**GOALS:**
1. In the article on the MBC racism panel, condense the paragraph beginning "In a 30-minute long panel" into a single sentence that keeps its main facts.
2. Lay out the records, from their first line through the line containing "particle-dot [302,297,305,300]", as a Markdown table with the columns No. and Line, one row per line and no rows for blank lines.

**SOURCE:**
-------
MBC Panel Fosters Discussion on Racism

Henri Robbins | Staff Writer

Watch MBC’s February 13 broadcast.

MBC’s latest broadcast is taking a brand-new approach to help solve an age-old problem.

In a 30-minute long panel aired on February 13, Mason Broadcast Crew (MBC) hosted three Cincinnati-area journalists to start a discussion about modern racial issues. The three guests, Ryan Houston, Kristen Swilley, and Byron McCauley, spoke to MBC panelists Simone Scott and Lana Saqer about racial issues both in the Cincinnati area and in modern culture as a whole.

The panel was meant to touch on issues which people do not discuss often, along with doing something that MBC had never done before, said Executive Producer Rilee Malloy. With many people not being willing to look into these issues, she said, it has become more important to talk about them.

“I just want everyone to be able to  keep an open mind and look at different perspectives,” Malloy said. “I hope that’s what it does, it allows people to see that there are different perspectives and different stories. Today, everyone is so closed-minded, and we’re hoping that by doing something like this, we can share something different and everyone can learn something new and maybe see something from a different perspective than they did before.”

MBC hosted a panel discussing modern racial issues, which aired Wednesday, February 13.

When asking questions for such a topic, Scott said an important part is to represent many perspectives and ideas. When creating the questions, Scott and Saqer consulted their classmates to make sure that the most important issues were being discussed.

“Based on the original discussion that prompted this whole thing, I had some questions and some topics that I wanted to hit on,” Scott said, “But also, we talked as a whole group. I think having different perspectives within the questioning is important, so we had a whole class discussion where people threw out questions and topics that we wanted to hear about.”

When responding to the questions, panelist and reporter Ryan Houston said that he was impressed by the scope of the discussion and the panel as a whole, and hopes that the broadcast is able to create more understanding and start more conversations among people.
-------
**MATERIAL FOR THE TASK:**
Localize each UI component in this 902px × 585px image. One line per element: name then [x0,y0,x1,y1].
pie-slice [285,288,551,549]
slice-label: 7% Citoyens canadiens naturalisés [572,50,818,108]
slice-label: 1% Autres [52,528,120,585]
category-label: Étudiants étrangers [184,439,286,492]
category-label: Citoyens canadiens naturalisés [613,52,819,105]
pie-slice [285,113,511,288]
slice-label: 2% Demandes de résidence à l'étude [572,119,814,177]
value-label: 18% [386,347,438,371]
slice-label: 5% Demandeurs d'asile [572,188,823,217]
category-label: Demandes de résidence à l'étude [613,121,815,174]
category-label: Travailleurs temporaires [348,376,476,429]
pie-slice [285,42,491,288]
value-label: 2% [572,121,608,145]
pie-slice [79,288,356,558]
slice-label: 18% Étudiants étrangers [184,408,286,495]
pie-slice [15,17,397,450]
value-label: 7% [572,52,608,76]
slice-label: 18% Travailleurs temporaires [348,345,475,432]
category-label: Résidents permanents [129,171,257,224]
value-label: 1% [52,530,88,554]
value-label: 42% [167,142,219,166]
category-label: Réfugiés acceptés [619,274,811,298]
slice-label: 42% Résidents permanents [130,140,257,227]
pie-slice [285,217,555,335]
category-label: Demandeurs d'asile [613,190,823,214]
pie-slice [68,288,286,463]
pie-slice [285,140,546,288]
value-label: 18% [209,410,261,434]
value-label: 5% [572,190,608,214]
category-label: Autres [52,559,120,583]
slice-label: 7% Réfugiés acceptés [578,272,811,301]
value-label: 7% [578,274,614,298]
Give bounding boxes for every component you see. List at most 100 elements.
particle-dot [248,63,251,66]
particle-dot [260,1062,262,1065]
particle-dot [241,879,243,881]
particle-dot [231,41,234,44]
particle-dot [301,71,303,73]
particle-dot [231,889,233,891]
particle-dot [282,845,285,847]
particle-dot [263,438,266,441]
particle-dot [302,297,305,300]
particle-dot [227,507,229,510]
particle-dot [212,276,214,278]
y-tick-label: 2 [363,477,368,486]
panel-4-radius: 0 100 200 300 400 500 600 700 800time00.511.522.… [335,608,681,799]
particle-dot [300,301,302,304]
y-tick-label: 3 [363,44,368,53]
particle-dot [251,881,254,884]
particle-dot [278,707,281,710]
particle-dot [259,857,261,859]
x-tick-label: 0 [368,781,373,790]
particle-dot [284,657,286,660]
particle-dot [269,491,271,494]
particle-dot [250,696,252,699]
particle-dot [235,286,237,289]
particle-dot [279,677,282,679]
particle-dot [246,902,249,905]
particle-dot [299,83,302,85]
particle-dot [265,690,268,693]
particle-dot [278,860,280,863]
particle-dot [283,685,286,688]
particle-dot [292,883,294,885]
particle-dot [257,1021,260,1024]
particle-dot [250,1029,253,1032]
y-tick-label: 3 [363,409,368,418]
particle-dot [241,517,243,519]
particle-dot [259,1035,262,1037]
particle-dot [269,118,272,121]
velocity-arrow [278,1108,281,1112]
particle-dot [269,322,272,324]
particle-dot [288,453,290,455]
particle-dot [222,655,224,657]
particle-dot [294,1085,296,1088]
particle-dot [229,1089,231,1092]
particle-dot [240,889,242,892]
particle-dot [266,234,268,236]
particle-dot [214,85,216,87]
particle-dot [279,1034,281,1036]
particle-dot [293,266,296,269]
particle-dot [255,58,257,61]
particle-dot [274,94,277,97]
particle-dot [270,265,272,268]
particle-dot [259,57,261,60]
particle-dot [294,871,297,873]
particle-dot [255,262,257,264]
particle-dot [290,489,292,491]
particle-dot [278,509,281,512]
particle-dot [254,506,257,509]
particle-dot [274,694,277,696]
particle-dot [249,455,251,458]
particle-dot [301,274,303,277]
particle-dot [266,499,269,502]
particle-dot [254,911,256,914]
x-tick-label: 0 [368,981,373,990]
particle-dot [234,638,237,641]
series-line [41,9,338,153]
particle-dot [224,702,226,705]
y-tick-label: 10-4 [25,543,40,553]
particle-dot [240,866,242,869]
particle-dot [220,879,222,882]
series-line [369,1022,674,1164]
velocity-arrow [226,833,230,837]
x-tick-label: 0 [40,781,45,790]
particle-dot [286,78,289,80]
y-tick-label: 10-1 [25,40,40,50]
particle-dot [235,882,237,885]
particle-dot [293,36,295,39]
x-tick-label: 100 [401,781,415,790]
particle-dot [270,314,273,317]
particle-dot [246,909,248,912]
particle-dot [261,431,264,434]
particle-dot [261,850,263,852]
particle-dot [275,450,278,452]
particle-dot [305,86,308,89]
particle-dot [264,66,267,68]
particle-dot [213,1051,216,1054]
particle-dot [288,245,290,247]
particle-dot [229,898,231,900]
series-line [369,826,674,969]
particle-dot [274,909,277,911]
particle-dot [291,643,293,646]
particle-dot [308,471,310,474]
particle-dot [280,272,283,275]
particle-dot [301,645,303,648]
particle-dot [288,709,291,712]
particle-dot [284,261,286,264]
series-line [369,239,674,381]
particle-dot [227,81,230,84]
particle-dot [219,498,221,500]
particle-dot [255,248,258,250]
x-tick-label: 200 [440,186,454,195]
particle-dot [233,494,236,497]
-------
**TASK-BY-TASK RESULTS:**
1. On February 13, Mason Broadcast Crew (MBC) aired a 30-minute panel in which Cincinnati-area journalists Ryan Houston, Kristen Swilley, and Byron McCauley joined MBC panelists Simone Scott and Lana Saqer to discuss modern racial issues, both locally and in culture at large.

2.
| No. | Line |
|---|---|
| 1 | Localize each UI component in this 902px × 585px image. One line per element: name then [x0,y0,x1,y1]. |
| 2 | pie-slice [285,288,551,549] |
| 3 | slice-label: 7% Citoyens canadiens naturalisés [572,50,818,108] |
| 4 | slice-label: 1% Autres [52,528,120,585] |
| 5 | category-label: Étudiants étrangers [184,439,286,492] |
| 6 | category-label: Citoyens canadiens naturalisés [613,52,819,105] |
| 7 | pie-slice [285,113,511,288] |
| 8 | slice-label: 2% Demandes de résidence à l'étude [572,119,814,177] |
| 9 | value-label: 18% [386,347,438,371] |
| 10 | slice-label: 5% Demandeurs d'asile [572,188,823,217] |
| 11 | category-label: Demandes de résidence à l'étude [613,121,815,174] |
| 12 | category-label: Travailleurs temporaires [348,376,476,429] |
| 13 | pie-slice [285,42,491,288] |
| 14 | value-label: 2% [572,121,608,145] |
| 15 | pie-slice [79,288,356,558] |
| 16 | slice-label: 18% Étudiants étrangers [184,408,286,495] |
| 17 | pie-slice [15,17,397,450] |
| 18 | value-label: 7% [572,52,608,76] |
| 19 | slice-label: 18% Travailleurs temporaires [348,345,475,432] |
| 20 | category-label: Résidents permanents [129,171,257,224] |
| 21 | value-label: 1% [52,530,88,554] |
| 22 | value-label: 42% [167,142,219,166] |
| 23 | category-label: Réfugiés acceptés [619,274,811,298] |
| 24 | slice-label: 42% Résidents permanents [130,140,257,227] |
| 25 | pie-slice [285,217,555,335] |
| 26 | category-label: Demandeurs d'asile [613,190,823,214] |
| 27 | pie-slice [68,288,286,463] |
| 28 | pie-slice [285,140,546,288] |
| 29 | value-label: 18% [209,410,261,434] |
| 30 | value-label: 5% [572,190,608,214] |
| 31 | category-label: Autres [52,559,120,583] |
| 32 | slice-label: 7% Réfugiés acceptés [578,272,811,301] |
| 33 | value-label: 7% [578,274,614,298] |
| 34 | Give bounding boxes for every component you see. List at most 100 elements. |
| 35 | particle-dot [248,63,251,66] |
| 36 | particle-dot [260,1062,262,1065] |
| 37 | particle-dot [241,879,243,881] |
| 38 | particle-dot [231,41,234,44] |
| 39 | particle-dot [301,71,303,73] |
| 40 | particle-dot [231,889,233,891] |
| 41 | particle-dot [282,845,285,847] |
| 42 | particle-dot [263,438,266,441] |
| 43 | particle-dot [302,297,305,300] |